*Page extract:*
Error: PowerPivot is unable to load the data model.
Seemed to cut off the rest of my comment. needless to say this experience wasn't very encouraging.
kick ass. I add tried to toy with the data model on my own but couldn't get it to work. What I was missing was that little part:
"In a PivotTable, to be able to put something from the Related Table on Values you will have to have a field from the Related Table on Rows or Columns. To satisfy this last condition, I remove ZIP and add GeographyId to Rows."
That opens up quite a few possibilities! It just sucks that the Data Market offering for Canada is... well... limited to say the least.
Not sure what your seeing Jamie but you don't need to click on the Powerpivot ribbon for the Data Model to load. Can you try adding or removing one of the fields from the PivotTable? If that doesnt work feel free to ping me at diego at microsoft dot com.
Nice! Thanks so much! 3erd way to do join in excel
1 MS query (the absolute best way)
2 Power Pivot
3 now in Pivot Table
2-3 are essentially the same. The data analysis engine xVelocity that powered Powerpivot is now built into Excel.
My apologies in advance for a question not strictly related to the topic of this post but I couldn’t find a solution anywhere else and decided to ask here. I’m trying to use local cube files .cub with a 64-bit version of Microsoft Excel 2010 but I haven’t yet managed to open them. I can easily open them with a 32-bit version. I tried different options to open the file:
1) Inserted a new pivot table (Insert Menu) >> selected "Get External Data" >> choose ".cub files" >> selected the cube file >> got the error message: "The data source reference is not valid"
2) Data Menu > From Other Sources > Microsoft Query > Choose Data Source > OLAP Cube tab > New Data Source > name of the data Source = My Cube > select MS OLE DB Provider for Analysis Services 10.0 > Connect > Selected Cube file > browsed to the desired cube file > Finish > the OK button remains grayed out and cannot be selected.
My system: Windows 7 Pro 64-bit, Office 2010 64-bit

*Source information:*

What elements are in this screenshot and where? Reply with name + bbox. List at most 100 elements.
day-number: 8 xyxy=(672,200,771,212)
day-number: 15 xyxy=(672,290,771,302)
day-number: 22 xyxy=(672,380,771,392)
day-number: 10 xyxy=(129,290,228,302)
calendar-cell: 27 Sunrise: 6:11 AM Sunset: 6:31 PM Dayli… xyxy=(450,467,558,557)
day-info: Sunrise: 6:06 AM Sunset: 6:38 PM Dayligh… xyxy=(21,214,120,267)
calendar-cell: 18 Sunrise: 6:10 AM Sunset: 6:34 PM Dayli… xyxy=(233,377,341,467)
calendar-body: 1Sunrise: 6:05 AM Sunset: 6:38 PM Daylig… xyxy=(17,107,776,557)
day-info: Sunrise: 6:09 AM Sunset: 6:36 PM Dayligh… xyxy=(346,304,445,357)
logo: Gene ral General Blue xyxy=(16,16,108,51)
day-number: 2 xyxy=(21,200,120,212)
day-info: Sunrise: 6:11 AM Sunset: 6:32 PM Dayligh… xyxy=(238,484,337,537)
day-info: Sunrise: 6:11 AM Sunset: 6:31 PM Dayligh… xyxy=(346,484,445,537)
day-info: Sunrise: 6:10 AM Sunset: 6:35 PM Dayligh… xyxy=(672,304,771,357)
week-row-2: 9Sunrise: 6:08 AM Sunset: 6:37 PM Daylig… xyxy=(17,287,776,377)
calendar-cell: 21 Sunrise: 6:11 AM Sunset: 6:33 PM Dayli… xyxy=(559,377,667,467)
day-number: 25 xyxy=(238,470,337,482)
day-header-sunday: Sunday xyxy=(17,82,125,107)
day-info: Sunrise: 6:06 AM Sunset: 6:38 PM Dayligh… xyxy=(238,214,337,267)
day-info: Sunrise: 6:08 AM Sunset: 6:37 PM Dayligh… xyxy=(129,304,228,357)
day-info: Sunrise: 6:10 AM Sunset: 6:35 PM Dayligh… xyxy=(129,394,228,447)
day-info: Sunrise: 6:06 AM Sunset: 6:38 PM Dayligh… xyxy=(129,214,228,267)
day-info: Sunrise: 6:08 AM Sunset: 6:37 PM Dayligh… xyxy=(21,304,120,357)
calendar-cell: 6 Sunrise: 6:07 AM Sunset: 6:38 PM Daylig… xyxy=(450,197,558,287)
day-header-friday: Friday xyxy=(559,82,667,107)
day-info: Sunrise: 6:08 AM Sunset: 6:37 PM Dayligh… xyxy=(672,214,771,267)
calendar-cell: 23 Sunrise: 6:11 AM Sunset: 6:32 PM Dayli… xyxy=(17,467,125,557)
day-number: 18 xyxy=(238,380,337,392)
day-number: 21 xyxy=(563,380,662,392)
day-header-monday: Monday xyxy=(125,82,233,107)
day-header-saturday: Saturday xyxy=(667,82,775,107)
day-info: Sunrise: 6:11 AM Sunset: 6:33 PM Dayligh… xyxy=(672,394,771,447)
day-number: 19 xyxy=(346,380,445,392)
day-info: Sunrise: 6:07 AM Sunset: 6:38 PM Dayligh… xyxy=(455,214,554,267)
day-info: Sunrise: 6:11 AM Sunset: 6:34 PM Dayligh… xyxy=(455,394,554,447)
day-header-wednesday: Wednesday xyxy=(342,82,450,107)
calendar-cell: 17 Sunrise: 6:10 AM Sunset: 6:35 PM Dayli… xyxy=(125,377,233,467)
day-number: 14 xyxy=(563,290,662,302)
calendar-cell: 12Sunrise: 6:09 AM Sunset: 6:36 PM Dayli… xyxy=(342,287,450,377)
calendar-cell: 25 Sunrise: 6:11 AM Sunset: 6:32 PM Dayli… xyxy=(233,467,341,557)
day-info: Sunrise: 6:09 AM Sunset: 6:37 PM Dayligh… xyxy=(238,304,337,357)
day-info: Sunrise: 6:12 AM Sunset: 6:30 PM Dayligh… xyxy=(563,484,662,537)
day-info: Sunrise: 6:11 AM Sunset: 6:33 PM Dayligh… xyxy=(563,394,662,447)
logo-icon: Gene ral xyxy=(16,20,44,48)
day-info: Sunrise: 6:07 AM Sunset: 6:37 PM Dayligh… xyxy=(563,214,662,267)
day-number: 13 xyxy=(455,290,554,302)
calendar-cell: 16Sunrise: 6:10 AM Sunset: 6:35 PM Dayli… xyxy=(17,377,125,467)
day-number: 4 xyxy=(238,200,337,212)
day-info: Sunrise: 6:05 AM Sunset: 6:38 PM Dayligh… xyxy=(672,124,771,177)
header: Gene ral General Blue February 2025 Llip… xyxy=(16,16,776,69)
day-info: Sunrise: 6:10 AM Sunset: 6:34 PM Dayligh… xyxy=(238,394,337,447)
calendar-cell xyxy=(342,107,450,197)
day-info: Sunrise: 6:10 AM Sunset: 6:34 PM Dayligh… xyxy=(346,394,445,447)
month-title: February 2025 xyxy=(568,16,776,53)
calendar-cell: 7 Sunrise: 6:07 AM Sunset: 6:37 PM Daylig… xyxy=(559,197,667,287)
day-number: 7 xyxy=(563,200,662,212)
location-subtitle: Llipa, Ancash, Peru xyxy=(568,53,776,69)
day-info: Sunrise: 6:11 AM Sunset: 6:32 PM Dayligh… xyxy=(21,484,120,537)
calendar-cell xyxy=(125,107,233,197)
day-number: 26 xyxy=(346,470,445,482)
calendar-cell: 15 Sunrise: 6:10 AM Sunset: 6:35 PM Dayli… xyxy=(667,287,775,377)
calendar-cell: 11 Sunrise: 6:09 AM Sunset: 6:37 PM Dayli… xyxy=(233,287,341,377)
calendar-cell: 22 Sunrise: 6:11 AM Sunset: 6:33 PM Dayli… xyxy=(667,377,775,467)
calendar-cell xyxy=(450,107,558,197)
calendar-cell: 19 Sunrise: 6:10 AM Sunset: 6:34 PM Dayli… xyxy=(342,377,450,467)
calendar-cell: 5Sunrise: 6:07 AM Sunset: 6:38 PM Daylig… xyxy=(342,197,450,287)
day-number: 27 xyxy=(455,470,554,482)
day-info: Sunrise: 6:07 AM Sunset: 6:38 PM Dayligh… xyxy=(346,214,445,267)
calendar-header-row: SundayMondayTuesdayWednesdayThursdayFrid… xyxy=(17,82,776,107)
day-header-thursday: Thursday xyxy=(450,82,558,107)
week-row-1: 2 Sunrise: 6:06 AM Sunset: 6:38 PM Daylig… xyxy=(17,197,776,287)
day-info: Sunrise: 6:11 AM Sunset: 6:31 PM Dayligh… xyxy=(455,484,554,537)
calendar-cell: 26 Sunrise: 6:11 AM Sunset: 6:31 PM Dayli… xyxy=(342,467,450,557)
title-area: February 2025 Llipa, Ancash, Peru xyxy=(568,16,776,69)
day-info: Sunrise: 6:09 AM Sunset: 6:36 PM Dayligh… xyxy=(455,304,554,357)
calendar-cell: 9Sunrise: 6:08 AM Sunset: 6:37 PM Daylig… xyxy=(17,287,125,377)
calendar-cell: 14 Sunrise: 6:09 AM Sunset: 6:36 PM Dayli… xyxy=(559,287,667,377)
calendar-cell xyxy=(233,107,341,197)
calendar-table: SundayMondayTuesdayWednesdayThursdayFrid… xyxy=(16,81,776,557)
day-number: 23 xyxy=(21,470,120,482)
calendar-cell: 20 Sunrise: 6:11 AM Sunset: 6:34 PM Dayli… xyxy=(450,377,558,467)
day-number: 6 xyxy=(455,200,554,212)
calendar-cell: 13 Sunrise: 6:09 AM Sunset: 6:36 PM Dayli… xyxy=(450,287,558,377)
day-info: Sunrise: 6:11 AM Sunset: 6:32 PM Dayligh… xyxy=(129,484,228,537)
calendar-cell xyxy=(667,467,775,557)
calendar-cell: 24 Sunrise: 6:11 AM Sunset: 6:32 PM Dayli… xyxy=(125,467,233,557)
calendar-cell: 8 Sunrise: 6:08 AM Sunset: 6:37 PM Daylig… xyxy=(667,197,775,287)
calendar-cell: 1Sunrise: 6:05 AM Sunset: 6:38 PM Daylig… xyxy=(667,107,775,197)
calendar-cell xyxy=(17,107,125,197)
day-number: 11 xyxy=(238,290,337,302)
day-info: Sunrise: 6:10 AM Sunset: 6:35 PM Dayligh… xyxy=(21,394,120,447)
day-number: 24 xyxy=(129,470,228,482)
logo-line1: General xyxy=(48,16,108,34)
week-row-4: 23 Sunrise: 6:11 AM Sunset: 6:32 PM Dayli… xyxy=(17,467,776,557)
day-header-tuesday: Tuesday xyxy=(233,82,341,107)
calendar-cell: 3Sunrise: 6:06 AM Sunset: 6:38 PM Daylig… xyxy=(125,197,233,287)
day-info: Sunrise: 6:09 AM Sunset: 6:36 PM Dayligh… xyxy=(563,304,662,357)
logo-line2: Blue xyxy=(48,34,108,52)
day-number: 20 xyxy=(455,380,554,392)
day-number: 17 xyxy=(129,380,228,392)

*Questions to answer:*
a - In the Excel data model thread, which data analysis engine powered PowerPivot and is now built into Excel?
b - Rewrite the paragraph of the Excel data model thread that begins "My apologies in advance" more briefly, keeping its main facts.
c - Retype the stretch of the Excel data model thread from "That opens up" through "microsoft dot com.".
The material after the Excel data model thread is separate from it.

*Answers for the tasks:*
a - xVelocity.

b - The poster apologizes for an off-topic question they couldn't resolve elsewhere. They can't open local .cub cube files in a 64-bit version of Excel 2010, though the files open easily in a 32-bit version, and they have tried different ways of opening them.

c -
That opens up quite a few possibilities! It just sucks that the Data Market offering for Canada is... well... limited to say the least.
Not sure what your seeing Jamie but you don't need to click on the Powerpivot ribbon for the Data Model to load. Can you try adding or removing one of the fields from the PivotTable? If that doesnt work feel free to ping me at diego at microsoft dot com.